* Written exercise
Select each line where the word "screenshot" appears.

* Extracted records
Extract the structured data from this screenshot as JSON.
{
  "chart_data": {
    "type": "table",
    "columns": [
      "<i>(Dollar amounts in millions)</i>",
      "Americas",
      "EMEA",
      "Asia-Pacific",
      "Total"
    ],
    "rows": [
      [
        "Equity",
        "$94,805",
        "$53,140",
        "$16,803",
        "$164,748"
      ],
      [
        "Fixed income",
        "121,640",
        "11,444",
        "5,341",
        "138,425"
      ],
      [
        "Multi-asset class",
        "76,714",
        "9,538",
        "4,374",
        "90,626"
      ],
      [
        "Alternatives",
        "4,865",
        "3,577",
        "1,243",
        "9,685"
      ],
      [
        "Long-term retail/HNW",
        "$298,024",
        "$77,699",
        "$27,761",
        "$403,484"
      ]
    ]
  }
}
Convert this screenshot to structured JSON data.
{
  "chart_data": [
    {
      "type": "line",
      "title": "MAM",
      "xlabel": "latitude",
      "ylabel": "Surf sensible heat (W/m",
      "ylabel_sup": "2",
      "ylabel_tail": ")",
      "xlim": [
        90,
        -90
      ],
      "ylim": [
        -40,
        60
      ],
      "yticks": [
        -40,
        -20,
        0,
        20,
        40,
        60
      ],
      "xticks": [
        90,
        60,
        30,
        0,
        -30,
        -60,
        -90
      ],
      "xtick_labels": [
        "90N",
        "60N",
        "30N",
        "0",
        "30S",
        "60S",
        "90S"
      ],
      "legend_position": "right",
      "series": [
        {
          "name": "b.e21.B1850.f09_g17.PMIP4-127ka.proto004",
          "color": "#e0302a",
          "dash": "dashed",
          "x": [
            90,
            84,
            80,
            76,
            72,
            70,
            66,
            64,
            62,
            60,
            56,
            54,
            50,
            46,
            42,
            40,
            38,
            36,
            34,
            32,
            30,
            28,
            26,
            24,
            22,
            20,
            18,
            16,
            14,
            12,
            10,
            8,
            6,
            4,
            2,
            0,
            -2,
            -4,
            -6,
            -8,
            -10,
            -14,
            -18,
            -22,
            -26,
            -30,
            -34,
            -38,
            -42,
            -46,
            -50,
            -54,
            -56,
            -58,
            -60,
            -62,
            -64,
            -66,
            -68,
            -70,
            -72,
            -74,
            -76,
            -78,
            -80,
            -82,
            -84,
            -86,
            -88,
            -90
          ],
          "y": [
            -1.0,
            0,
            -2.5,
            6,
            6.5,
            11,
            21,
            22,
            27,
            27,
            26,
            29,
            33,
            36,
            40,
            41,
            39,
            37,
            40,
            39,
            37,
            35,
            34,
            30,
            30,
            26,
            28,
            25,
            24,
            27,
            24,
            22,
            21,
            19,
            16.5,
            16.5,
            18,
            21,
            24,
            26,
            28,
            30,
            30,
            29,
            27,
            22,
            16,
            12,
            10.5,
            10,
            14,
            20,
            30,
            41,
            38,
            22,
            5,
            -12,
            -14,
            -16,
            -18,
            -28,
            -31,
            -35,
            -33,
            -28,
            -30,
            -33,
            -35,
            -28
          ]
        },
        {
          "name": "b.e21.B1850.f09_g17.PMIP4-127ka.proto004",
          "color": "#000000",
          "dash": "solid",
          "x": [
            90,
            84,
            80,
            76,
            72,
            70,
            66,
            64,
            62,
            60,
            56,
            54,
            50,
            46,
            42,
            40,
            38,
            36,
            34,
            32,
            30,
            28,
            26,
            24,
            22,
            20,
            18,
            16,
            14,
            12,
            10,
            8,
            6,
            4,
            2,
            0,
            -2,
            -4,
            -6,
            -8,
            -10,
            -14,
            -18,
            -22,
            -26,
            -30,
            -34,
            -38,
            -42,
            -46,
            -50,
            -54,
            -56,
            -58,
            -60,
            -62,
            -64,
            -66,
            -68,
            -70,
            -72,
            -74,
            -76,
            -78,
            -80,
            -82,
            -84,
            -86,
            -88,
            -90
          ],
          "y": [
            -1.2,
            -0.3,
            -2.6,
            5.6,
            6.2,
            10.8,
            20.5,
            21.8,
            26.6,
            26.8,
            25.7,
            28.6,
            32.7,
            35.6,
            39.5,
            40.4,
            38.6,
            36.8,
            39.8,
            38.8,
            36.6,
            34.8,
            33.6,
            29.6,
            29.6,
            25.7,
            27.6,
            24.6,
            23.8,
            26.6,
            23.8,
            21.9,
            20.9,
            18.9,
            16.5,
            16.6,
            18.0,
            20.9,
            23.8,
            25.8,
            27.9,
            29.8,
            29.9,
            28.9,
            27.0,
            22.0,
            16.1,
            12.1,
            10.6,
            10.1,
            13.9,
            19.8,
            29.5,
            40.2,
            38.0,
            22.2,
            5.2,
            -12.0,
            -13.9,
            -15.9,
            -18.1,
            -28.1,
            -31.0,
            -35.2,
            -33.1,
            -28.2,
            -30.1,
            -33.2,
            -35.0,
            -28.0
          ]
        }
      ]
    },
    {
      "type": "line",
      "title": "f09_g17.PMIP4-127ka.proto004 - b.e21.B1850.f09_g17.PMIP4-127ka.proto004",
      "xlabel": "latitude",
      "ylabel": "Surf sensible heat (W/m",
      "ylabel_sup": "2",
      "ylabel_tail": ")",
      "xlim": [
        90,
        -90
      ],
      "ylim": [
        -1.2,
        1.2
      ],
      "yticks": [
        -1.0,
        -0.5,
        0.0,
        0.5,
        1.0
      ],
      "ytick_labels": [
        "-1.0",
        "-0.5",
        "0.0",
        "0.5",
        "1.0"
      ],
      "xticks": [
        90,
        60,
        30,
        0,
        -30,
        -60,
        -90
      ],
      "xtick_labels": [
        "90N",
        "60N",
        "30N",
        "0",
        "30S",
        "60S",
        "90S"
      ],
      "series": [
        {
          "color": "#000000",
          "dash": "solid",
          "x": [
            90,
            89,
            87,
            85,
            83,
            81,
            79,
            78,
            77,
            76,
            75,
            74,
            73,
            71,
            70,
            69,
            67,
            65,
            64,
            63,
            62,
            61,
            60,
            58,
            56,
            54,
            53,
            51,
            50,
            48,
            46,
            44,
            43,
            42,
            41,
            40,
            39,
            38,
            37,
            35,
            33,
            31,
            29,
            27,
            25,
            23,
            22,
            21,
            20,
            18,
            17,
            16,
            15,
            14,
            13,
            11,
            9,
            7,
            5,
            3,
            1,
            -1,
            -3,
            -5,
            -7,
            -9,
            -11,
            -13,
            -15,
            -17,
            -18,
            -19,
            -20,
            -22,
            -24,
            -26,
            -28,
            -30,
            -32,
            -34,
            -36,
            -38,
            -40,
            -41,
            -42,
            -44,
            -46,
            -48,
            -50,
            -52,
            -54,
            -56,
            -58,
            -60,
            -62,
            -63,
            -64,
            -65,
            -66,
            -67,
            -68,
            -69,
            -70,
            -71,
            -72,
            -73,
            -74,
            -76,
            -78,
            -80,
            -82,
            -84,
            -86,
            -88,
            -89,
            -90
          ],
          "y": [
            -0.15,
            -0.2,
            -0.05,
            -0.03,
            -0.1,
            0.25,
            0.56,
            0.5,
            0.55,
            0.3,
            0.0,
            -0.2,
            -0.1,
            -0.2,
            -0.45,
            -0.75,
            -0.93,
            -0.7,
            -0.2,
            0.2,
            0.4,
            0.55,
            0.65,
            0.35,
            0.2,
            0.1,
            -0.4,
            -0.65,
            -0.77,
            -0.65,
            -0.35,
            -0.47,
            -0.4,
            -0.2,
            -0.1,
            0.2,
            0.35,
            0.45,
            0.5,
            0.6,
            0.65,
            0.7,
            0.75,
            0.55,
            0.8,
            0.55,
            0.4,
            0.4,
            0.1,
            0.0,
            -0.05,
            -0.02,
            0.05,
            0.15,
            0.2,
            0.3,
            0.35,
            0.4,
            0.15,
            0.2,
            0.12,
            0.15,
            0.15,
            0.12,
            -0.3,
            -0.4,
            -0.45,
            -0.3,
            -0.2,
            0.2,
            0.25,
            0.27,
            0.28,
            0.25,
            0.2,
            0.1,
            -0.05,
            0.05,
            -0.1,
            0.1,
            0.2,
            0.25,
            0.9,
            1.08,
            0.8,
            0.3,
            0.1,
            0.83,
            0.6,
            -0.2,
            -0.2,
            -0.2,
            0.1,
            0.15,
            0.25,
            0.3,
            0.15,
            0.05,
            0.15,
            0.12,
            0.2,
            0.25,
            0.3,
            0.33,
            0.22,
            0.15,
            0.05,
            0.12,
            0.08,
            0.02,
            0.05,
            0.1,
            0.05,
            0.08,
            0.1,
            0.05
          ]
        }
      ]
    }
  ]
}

* Final result
Extract the structured data from this screenshot as JSON.
Convert this screenshot to structured JSON data.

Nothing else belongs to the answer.